What this task involves:
Copy out all of the material below, replacing every "folder-icon" with "directory-icon" and changing nothing else. Leave the pictures out.

Data in this exercise:
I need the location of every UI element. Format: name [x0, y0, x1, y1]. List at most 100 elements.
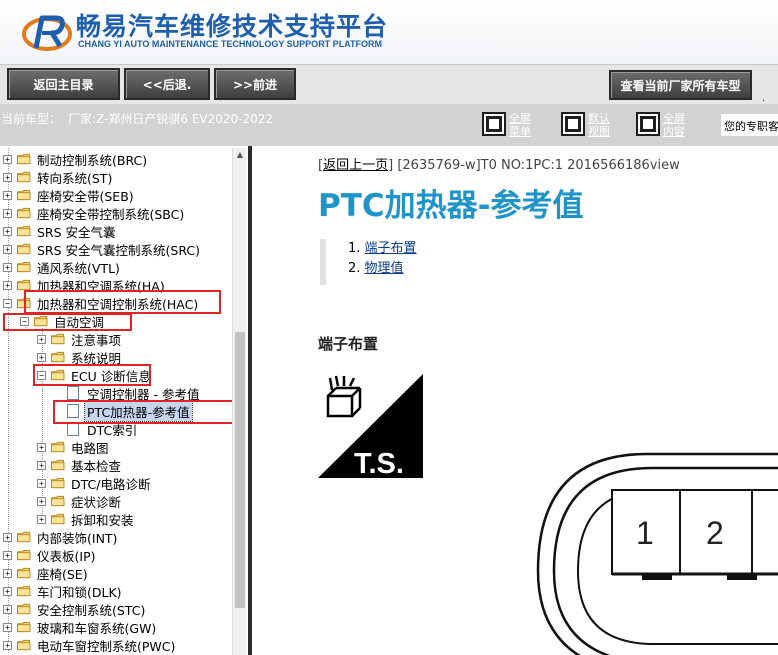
expand-icon[interactable]: +	[3, 154, 12, 164]
vehicle-info-bar: 当前车型： 厂家:Z-郑州日产锐骐6 EV2020-2022 全屏菜单 默认视图…	[0, 104, 778, 146]
fullscreen-content-button[interactable]: 全屏内容	[636, 112, 689, 138]
tree-item-label: 电路图	[71, 440, 109, 456]
tree-item[interactable]: + DTC/电路诊断	[37, 474, 152, 492]
tree-item[interactable]: + 电路图	[37, 438, 111, 456]
tree-item[interactable]: + 注意事项	[37, 330, 123, 348]
expand-icon[interactable]: +	[3, 190, 12, 200]
document-icon	[67, 422, 79, 436]
folder-icon	[51, 459, 65, 471]
tree-item-label: 仪表板(IP)	[37, 548, 96, 564]
folder-icon	[17, 639, 31, 651]
expand-icon[interactable]: +	[3, 262, 12, 272]
toc-number: 2.	[348, 261, 361, 276]
tree-item[interactable]: + 安全控制系统(STC)	[3, 600, 147, 618]
tree-item-label: SRS 安全气囊	[37, 224, 116, 240]
toolbar-mark: .	[762, 93, 766, 104]
tree-item-label: 座椅(SE)	[37, 566, 88, 582]
tree-item[interactable]: + 拆卸和安装	[37, 510, 136, 528]
expand-icon[interactable]: +	[3, 640, 12, 650]
customer-service-notice: 您的专职客服	[721, 114, 778, 136]
tree-item[interactable]: + 电动车窗控制系统(PWC)	[3, 636, 177, 654]
toc-item: 2. 物理值	[348, 259, 417, 279]
window-layout-icon	[482, 112, 506, 136]
current-model-label: 当前车型：	[1, 112, 62, 126]
fullscreen-menu-label: 全屏菜单	[509, 112, 531, 138]
tree-item[interactable]: + SRS 安全气囊控制系统(SRC)	[3, 240, 202, 258]
document-icon	[67, 386, 79, 400]
tree-item-label: 注意事项	[71, 332, 122, 348]
expand-icon[interactable]: +	[3, 586, 12, 596]
expand-icon[interactable]: +	[3, 244, 12, 254]
tree-item[interactable]: + 座椅安全带(SEB)	[3, 186, 136, 204]
expand-icon[interactable]: +	[3, 208, 12, 218]
expand-icon[interactable]: +	[3, 604, 12, 614]
tree-item[interactable]: + 通风系统(VTL)	[3, 258, 122, 276]
tree-item-label: DTC/电路诊断	[71, 476, 151, 492]
tree-item[interactable]: + 座椅安全带控制系统(SBC)	[3, 204, 186, 222]
tree-item[interactable]: + 制动控制系统(BRC)	[3, 150, 149, 168]
expand-icon[interactable]: +	[37, 334, 46, 344]
back-button[interactable]: <<后退.	[124, 68, 210, 100]
view-all-models-button[interactable]: 查看当前厂家所有车型	[609, 70, 752, 100]
app-window: 畅易汽车维修技术支持平台 CHANG YI AUTO MAINTENANCE T…	[0, 0, 778, 655]
default-view-button[interactable]: 默认视图	[561, 112, 614, 138]
folder-icon	[17, 567, 31, 579]
expand-icon[interactable]: +	[3, 532, 12, 542]
expand-icon[interactable]: +	[3, 568, 12, 578]
document-reference: [返回上一页] [2635769-w]T0 NO:1PC:1 201656618…	[318, 158, 680, 173]
tree-item-label: 通风系统(VTL)	[37, 260, 120, 276]
table-of-contents: 1. 端子布置 2. 物理值	[320, 239, 417, 285]
expand-icon[interactable]: +	[37, 460, 46, 470]
navigation-tree: + 制动控制系统(BRC) + 转向系统(ST) + 座椅安全带(SEB) + 座椅安全带控制…	[0, 148, 248, 655]
back-to-main-button[interactable]: 返回主目录	[7, 68, 120, 100]
expand-icon[interactable]: +	[37, 442, 46, 452]
tree-item[interactable]: + 内部装饰(INT)	[3, 528, 119, 546]
tree-item-label: 玻璃和车窗系统(GW)	[37, 620, 157, 636]
folder-icon	[17, 153, 31, 165]
back-link[interactable]: 返回上一页	[323, 158, 388, 173]
tree-item[interactable]: + 座椅(SE)	[3, 564, 90, 582]
expand-icon[interactable]: +	[37, 496, 46, 506]
toc-link-terminal-layout[interactable]: 端子布置	[365, 241, 417, 256]
tree-item[interactable]: + 玻璃和车窗系统(GW)	[3, 618, 158, 636]
scroll-up-arrow-icon[interactable]: ▲	[233, 148, 247, 162]
highlight-box	[3, 313, 132, 331]
forward-button[interactable]: >>前进	[214, 68, 296, 100]
folder-icon	[51, 441, 65, 453]
window-layout-icon	[636, 112, 660, 136]
folder-icon	[51, 477, 65, 489]
tree-item[interactable]: + 症状诊断	[37, 492, 123, 510]
expand-icon[interactable]: +	[37, 514, 46, 524]
expand-icon[interactable]: +	[37, 478, 46, 488]
expand-icon[interactable]: +	[3, 280, 12, 290]
tree-item-label: 内部装饰(INT)	[37, 530, 118, 546]
expand-icon[interactable]: +	[3, 622, 12, 632]
tree-item[interactable]: + 车门和锁(DLK)	[3, 582, 124, 600]
expand-icon[interactable]: +	[3, 550, 12, 560]
folder-icon	[17, 531, 31, 543]
tree-item-label: 座椅安全带(SEB)	[37, 188, 134, 204]
tree-item[interactable]: + 仪表板(IP)	[3, 546, 97, 564]
expand-icon[interactable]: +	[37, 352, 46, 362]
tree-item-label: 安全控制系统(STC)	[37, 602, 146, 618]
terminal-side-label: T.S.	[354, 448, 404, 480]
tree-item[interactable]: + 基本检查	[37, 456, 123, 474]
default-view-label: 默认视图	[588, 112, 610, 138]
expand-icon[interactable]: +	[3, 172, 12, 182]
folder-icon	[17, 207, 31, 219]
brand-title: 畅易汽车维修技术支持平台	[76, 12, 389, 41]
folder-icon	[51, 513, 65, 525]
tree-item-label: 座椅安全带控制系统(SBC)	[37, 206, 185, 222]
tree-scrollbar[interactable]: ▲	[232, 148, 246, 655]
tree-item-label: 拆卸和安装	[71, 512, 134, 528]
fullscreen-menu-button[interactable]: 全屏菜单	[482, 112, 535, 138]
header-banner: 畅易汽车维修技术支持平台 CHANG YI AUTO MAINTENANCE T…	[0, 0, 778, 64]
collapse-icon[interactable]: −	[3, 298, 12, 308]
folder-icon	[17, 585, 31, 597]
scroll-thumb[interactable]	[235, 332, 245, 608]
section-heading: 端子布置	[318, 335, 379, 353]
tree-item[interactable]: + SRS 安全气囊	[3, 222, 118, 240]
expand-icon[interactable]: +	[3, 226, 12, 236]
toc-link-physical-values[interactable]: 物理值	[365, 261, 404, 276]
tree-item[interactable]: + 转向系统(ST)	[3, 168, 114, 186]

Exercise answer:
I need the location of every UI element. Format: name [x0, y0, x1, y1]. List at most 100 elements.
expand-icon[interactable]: +	[3, 154, 12, 164]
vehicle-info-bar: 当前车型： 厂家:Z-郑州日产锐骐6 EV2020-2022 全屏菜单 默认视图…	[0, 104, 778, 146]
fullscreen-content-button[interactable]: 全屏内容	[636, 112, 689, 138]
tree-item-label: 电路图	[71, 440, 109, 456]
tree-item[interactable]: + DTC/电路诊断	[37, 474, 152, 492]
tree-item[interactable]: + 电路图	[37, 438, 111, 456]
tree-item[interactable]: + 注意事项	[37, 330, 123, 348]
expand-icon[interactable]: +	[3, 190, 12, 200]
document-icon	[67, 422, 79, 436]
directory-icon	[51, 459, 65, 471]
tree-item-label: 仪表板(IP)	[37, 548, 96, 564]
directory-icon	[17, 639, 31, 651]
expand-icon[interactable]: +	[3, 262, 12, 272]
toc-number: 2.	[348, 261, 361, 276]
tree-item[interactable]: + 安全控制系统(STC)	[3, 600, 147, 618]
tree-item-label: SRS 安全气囊	[37, 224, 116, 240]
toolbar-mark: .	[762, 93, 766, 104]
tree-item-label: 座椅(SE)	[37, 566, 88, 582]
tree-item[interactable]: + 拆卸和安装	[37, 510, 136, 528]
expand-icon[interactable]: +	[3, 640, 12, 650]
customer-service-notice: 您的专职客服	[721, 114, 778, 136]
tree-item[interactable]: + 电动车窗控制系统(PWC)	[3, 636, 177, 654]
toc-item: 2. 物理值	[348, 259, 417, 279]
window-layout-icon	[482, 112, 506, 136]
current-model-label: 当前车型：	[1, 112, 62, 126]
fullscreen-menu-label: 全屏菜单	[509, 112, 531, 138]
tree-item[interactable]: + SRS 安全气囊控制系统(SRC)	[3, 240, 202, 258]
document-icon	[67, 386, 79, 400]
tree-item-label: 注意事项	[71, 332, 122, 348]
expand-icon[interactable]: +	[3, 586, 12, 596]
expand-icon[interactable]: +	[3, 244, 12, 254]
tree-item[interactable]: + 座椅安全带(SEB)	[3, 186, 136, 204]
expand-icon[interactable]: +	[3, 208, 12, 218]
expand-icon[interactable]: +	[3, 604, 12, 614]
tree-item[interactable]: + 通风系统(VTL)	[3, 258, 122, 276]
tree-item-label: DTC/电路诊断	[71, 476, 151, 492]
tree-item[interactable]: + 座椅安全带控制系统(SBC)	[3, 204, 186, 222]
tree-item[interactable]: + 制动控制系统(BRC)	[3, 150, 149, 168]
expand-icon[interactable]: +	[37, 334, 46, 344]
back-button[interactable]: <<后退.	[124, 68, 210, 100]
view-all-models-button[interactable]: 查看当前厂家所有车型	[609, 70, 752, 100]
app-window: 畅易汽车维修技术支持平台 CHANG YI AUTO MAINTENANCE T…	[0, 0, 778, 655]
default-view-button[interactable]: 默认视图	[561, 112, 614, 138]
directory-icon	[17, 567, 31, 579]
expand-icon[interactable]: +	[3, 532, 12, 542]
expand-icon[interactable]: +	[3, 568, 12, 578]
document-reference: [返回上一页] [2635769-w]T0 NO:1PC:1 201656618…	[318, 158, 680, 173]
tree-item-label: 通风系统(VTL)	[37, 260, 120, 276]
table-of-contents: 1. 端子布置 2. 物理值	[320, 239, 417, 285]
expand-icon[interactable]: +	[37, 460, 46, 470]
navigation-tree: + 制动控制系统(BRC) + 转向系统(ST) + 座椅安全带(SEB) + 座椅安全带控制…	[0, 148, 248, 655]
back-to-main-button[interactable]: 返回主目录	[7, 68, 120, 100]
expand-icon[interactable]: +	[37, 442, 46, 452]
tree-item[interactable]: + 内部装饰(INT)	[3, 528, 119, 546]
tree-item-label: 玻璃和车窗系统(GW)	[37, 620, 157, 636]
directory-icon	[17, 153, 31, 165]
back-link[interactable]: 返回上一页	[323, 158, 388, 173]
tree-item[interactable]: + 座椅(SE)	[3, 564, 90, 582]
expand-icon[interactable]: +	[37, 496, 46, 506]
toc-link-terminal-layout[interactable]: 端子布置	[365, 241, 417, 256]
tree-item[interactable]: + 玻璃和车窗系统(GW)	[3, 618, 158, 636]
scroll-up-arrow-icon[interactable]: ▲	[233, 148, 247, 162]
highlight-box	[3, 313, 132, 331]
forward-button[interactable]: >>前进	[214, 68, 296, 100]
directory-icon	[51, 441, 65, 453]
window-layout-icon	[636, 112, 660, 136]
directory-icon	[51, 477, 65, 489]
tree-item[interactable]: + 症状诊断	[37, 492, 123, 510]
expand-icon[interactable]: +	[37, 514, 46, 524]
expand-icon[interactable]: +	[37, 478, 46, 488]
expand-icon[interactable]: +	[3, 280, 12, 290]
tree-item-label: 内部装饰(INT)	[37, 530, 118, 546]
expand-icon[interactable]: +	[3, 622, 12, 632]
tree-item[interactable]: + 车门和锁(DLK)	[3, 582, 124, 600]
expand-icon[interactable]: +	[3, 550, 12, 560]
directory-icon	[17, 531, 31, 543]
tree-item-label: 座椅安全带(SEB)	[37, 188, 134, 204]
tree-item[interactable]: + 仪表板(IP)	[3, 546, 97, 564]
expand-icon[interactable]: +	[37, 352, 46, 362]
tree-item-label: 安全控制系统(STC)	[37, 602, 146, 618]
terminal-side-label: T.S.	[354, 448, 404, 480]
tree-item[interactable]: + 基本检查	[37, 456, 123, 474]
default-view-label: 默认视图	[588, 112, 610, 138]
expand-icon[interactable]: +	[3, 172, 12, 182]
directory-icon	[17, 207, 31, 219]
brand-title: 畅易汽车维修技术支持平台	[76, 12, 389, 41]
directory-icon	[51, 513, 65, 525]
tree-item-label: 座椅安全带控制系统(SBC)	[37, 206, 185, 222]
tree-scrollbar[interactable]: ▲	[232, 148, 246, 655]
tree-item-label: 拆卸和安装	[71, 512, 134, 528]
fullscreen-menu-button[interactable]: 全屏菜单	[482, 112, 535, 138]
header-banner: 畅易汽车维修技术支持平台 CHANG YI AUTO MAINTENANCE T…	[0, 0, 778, 64]
collapse-icon[interactable]: −	[3, 298, 12, 308]
directory-icon	[17, 585, 31, 597]
scroll-thumb[interactable]	[235, 332, 245, 608]
section-heading: 端子布置	[318, 335, 379, 353]
tree-item[interactable]: + SRS 安全气囊	[3, 222, 118, 240]
expand-icon[interactable]: +	[3, 226, 12, 236]
toc-link-physical-values[interactable]: 物理值	[365, 261, 404, 276]
tree-item[interactable]: + 转向系统(ST)	[3, 168, 114, 186]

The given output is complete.